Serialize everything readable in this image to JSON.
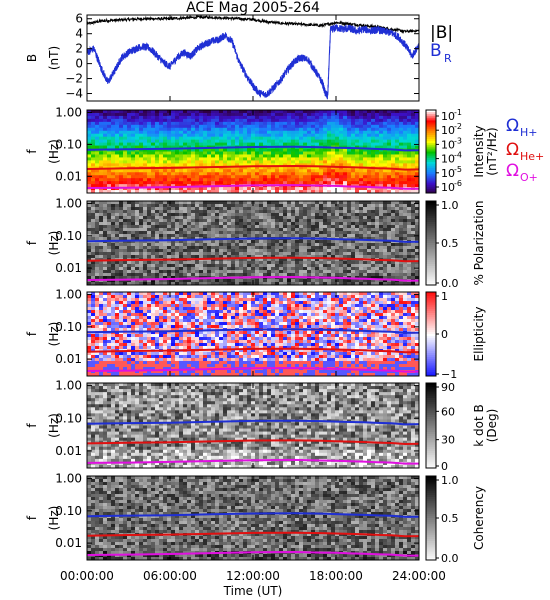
{
  "chart_data": [
    {
      "type": "line",
      "title": "ACE Mag 2005-264",
      "ylabel": "B",
      "yunit": "(nT)",
      "ylim": [
        -5,
        6.5
      ],
      "yticks": [
        -4,
        -2,
        0,
        2,
        4,
        6
      ],
      "series": [
        {
          "name": "|B|",
          "color": "#000000",
          "x": [
            0,
            1,
            2,
            3,
            4,
            5,
            6,
            7,
            8,
            9,
            10,
            11,
            12,
            13,
            14,
            15,
            16,
            17,
            18,
            19,
            20,
            21,
            22,
            23,
            24
          ],
          "y": [
            5.3,
            5.7,
            5.8,
            5.9,
            6.0,
            6.0,
            6.0,
            6.1,
            6.2,
            6.2,
            6.1,
            6.0,
            5.9,
            5.6,
            5.4,
            5.3,
            5.2,
            5.1,
            5.5,
            5.3,
            5.1,
            4.9,
            4.6,
            4.3,
            4.4
          ]
        },
        {
          "name": "B",
          "name_sub": "R",
          "color": "#1f2fd4",
          "x": [
            0,
            0.5,
            1,
            1.5,
            2,
            2.5,
            3,
            3.5,
            4,
            4.5,
            5,
            5.5,
            6,
            6.5,
            7,
            7.5,
            8,
            8.5,
            9,
            9.5,
            10,
            10.5,
            11,
            11.5,
            12,
            12.5,
            13,
            13.5,
            14,
            14.5,
            15,
            15.5,
            16,
            16.5,
            17,
            17.2,
            17.4,
            17.6,
            18,
            18.5,
            19,
            19.5,
            20,
            20.5,
            21,
            21.5,
            22,
            22.5,
            23,
            23.5,
            24
          ],
          "y": [
            1.5,
            2.0,
            -0.5,
            -2.5,
            -1.0,
            0.8,
            1.5,
            2.0,
            2.3,
            2.1,
            1.2,
            0.2,
            -0.4,
            0.8,
            1.5,
            1.0,
            2.0,
            2.6,
            3.0,
            3.2,
            3.8,
            2.9,
            0.2,
            -1.5,
            -3.0,
            -4.0,
            -4.1,
            -3.2,
            -2.2,
            -0.8,
            0.3,
            0.8,
            0.5,
            -1.0,
            -2.5,
            -3.8,
            -4.4,
            4.5,
            4.8,
            4.6,
            4.7,
            4.3,
            4.6,
            4.4,
            4.5,
            4.3,
            4.1,
            3.6,
            2.5,
            1.0,
            2.5
          ]
        }
      ]
    },
    {
      "type": "heatmap",
      "name": "Intensity",
      "ylabel": "f",
      "yunit": "(Hz)",
      "cbar_label": "Intensity",
      "cbar_unit": "(nT²/Hz)",
      "cbar_ticks": [
        "10",
        "10",
        "10",
        "10",
        "10",
        "10"
      ],
      "cbar_tick_exponents": [
        "-1",
        "-2",
        "-3",
        "-4",
        "-5",
        "-6"
      ],
      "cbar_scale": "log",
      "cbar_range": [
        1e-06,
        0.1
      ],
      "colors": [
        "#300040",
        "#3c10c8",
        "#1b7cff",
        "#00d8d8",
        "#00c000",
        "#ffff00",
        "#ff8800",
        "#ff0000",
        "#ffffff"
      ],
      "ylim": [
        0.003,
        1.2
      ],
      "yticks": [
        0.01,
        0.1,
        1.0
      ],
      "ytick_labels": [
        "0.01",
        "0.10",
        "1.00"
      ]
    },
    {
      "type": "heatmap",
      "name": "Polarization",
      "ylabel": "f",
      "yunit": "(Hz)",
      "cbar_label": "% Polarization",
      "cbar_ticks": [
        "1.0",
        "0.5",
        "0.0"
      ],
      "cbar_range": [
        0,
        1
      ],
      "colors": [
        "#ffffff",
        "#000000"
      ],
      "ylim": [
        0.003,
        1.2
      ],
      "yticks": [
        0.01,
        0.1,
        1.0
      ],
      "ytick_labels": [
        "0.01",
        "0.10",
        "1.00"
      ]
    },
    {
      "type": "heatmap",
      "name": "Ellipticity",
      "ylabel": "f",
      "yunit": "(Hz)",
      "cbar_label": "Ellipticity",
      "cbar_ticks": [
        "1",
        "0",
        "−1"
      ],
      "cbar_range": [
        -1,
        1
      ],
      "colors": [
        "#1010ff",
        "#ffffff",
        "#ff1010"
      ],
      "ylim": [
        0.003,
        1.2
      ],
      "yticks": [
        0.01,
        0.1,
        1.0
      ],
      "ytick_labels": [
        "0.01",
        "0.10",
        "1.00"
      ]
    },
    {
      "type": "heatmap",
      "name": "kdotB",
      "ylabel": "f",
      "yunit": "(Hz)",
      "cbar_label": "k dot B",
      "cbar_unit": "(Deg)",
      "cbar_ticks": [
        "90",
        "60",
        "30",
        "0"
      ],
      "cbar_range": [
        0,
        90
      ],
      "colors": [
        "#ffffff",
        "#000000"
      ],
      "ylim": [
        0.003,
        1.2
      ],
      "yticks": [
        0.01,
        0.1,
        1.0
      ],
      "ytick_labels": [
        "0.01",
        "0.10",
        "1.00"
      ]
    },
    {
      "type": "heatmap",
      "name": "Coherency",
      "ylabel": "f",
      "yunit": "(Hz)",
      "cbar_label": "Coherency",
      "cbar_ticks": [
        "1.0",
        "0.5",
        "0.0"
      ],
      "cbar_range": [
        0,
        1
      ],
      "colors": [
        "#ffffff",
        "#000000"
      ],
      "ylim": [
        0.003,
        1.2
      ],
      "yticks": [
        0.01,
        0.1,
        1.0
      ],
      "ytick_labels": [
        "0.01",
        "0.10",
        "1.00"
      ]
    }
  ],
  "gyro_lines": [
    {
      "name": "Ω",
      "name_sub": "H+",
      "color": "#1f2fd4",
      "x": [
        0,
        3,
        6,
        9,
        12,
        15,
        17,
        18,
        19,
        20,
        21,
        22,
        23,
        24
      ],
      "y": [
        0.068,
        0.071,
        0.073,
        0.078,
        0.083,
        0.084,
        0.082,
        0.079,
        0.077,
        0.075,
        0.072,
        0.07,
        0.065,
        0.066
      ]
    },
    {
      "name": "Ω",
      "name_sub": "He+",
      "color": "#e01010",
      "x": [
        0,
        3,
        6,
        9,
        12,
        15,
        17,
        18,
        19,
        20,
        21,
        22,
        23,
        24
      ],
      "y": [
        0.017,
        0.0178,
        0.0183,
        0.0195,
        0.0208,
        0.021,
        0.0205,
        0.0198,
        0.0193,
        0.0188,
        0.018,
        0.0175,
        0.0163,
        0.0165
      ]
    },
    {
      "name": "Ω",
      "name_sub": "O+",
      "color": "#e010e0",
      "x": [
        0,
        3,
        6,
        9,
        12,
        15,
        17,
        18,
        19,
        20,
        21,
        22,
        23,
        24
      ],
      "y": [
        0.0043,
        0.0044,
        0.0046,
        0.0049,
        0.0052,
        0.0053,
        0.0051,
        0.005,
        0.0048,
        0.0047,
        0.0045,
        0.0044,
        0.0041,
        0.0041
      ]
    }
  ],
  "xaxis": {
    "label": "Time (UT)",
    "xlim": [
      0,
      24
    ],
    "ticks": [
      0,
      6,
      12,
      18,
      24
    ],
    "tick_labels": [
      "00:00:00",
      "06:00:00",
      "12:00:00",
      "18:00:00",
      "24:00:00"
    ]
  }
}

......

**Task goal**. From the data above, gather every line that includes the word "Ellipticity".

**Task output**.
      "name": "Ellipticity",
      "cbar_label": "Ellipticity",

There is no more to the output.